What you will do
The records that follow need to be output exactly as they are.
* BEGIN Input material *
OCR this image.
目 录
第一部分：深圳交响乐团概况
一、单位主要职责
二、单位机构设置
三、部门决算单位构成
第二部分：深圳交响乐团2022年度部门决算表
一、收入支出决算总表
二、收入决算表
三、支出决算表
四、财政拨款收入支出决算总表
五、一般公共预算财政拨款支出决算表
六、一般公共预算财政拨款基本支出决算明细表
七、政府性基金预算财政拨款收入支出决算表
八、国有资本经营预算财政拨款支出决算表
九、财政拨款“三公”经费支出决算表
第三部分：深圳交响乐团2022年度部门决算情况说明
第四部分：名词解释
* END Input material *
Problem solution
OCR this image.
目 录
第一部分：深圳交响乐团概况
一、单位主要职责
二、单位机构设置
三、部门决算单位构成
第二部分：深圳交响乐团2022年度部门决算表
一、收入支出决算总表
二、收入决算表
三、支出决算表
四、财政拨款收入支出决算总表
五、一般公共预算财政拨款支出决算表
六、一般公共预算财政拨款基本支出决算明细表
七、政府性基金预算财政拨款收入支出决算表
八、国有资本经营预算财政拨款支出决算表
九、财政拨款“三公”经费支出决算表
第三部分：深圳交响乐团2022年度部门决算情况说明
第四部分：名词解释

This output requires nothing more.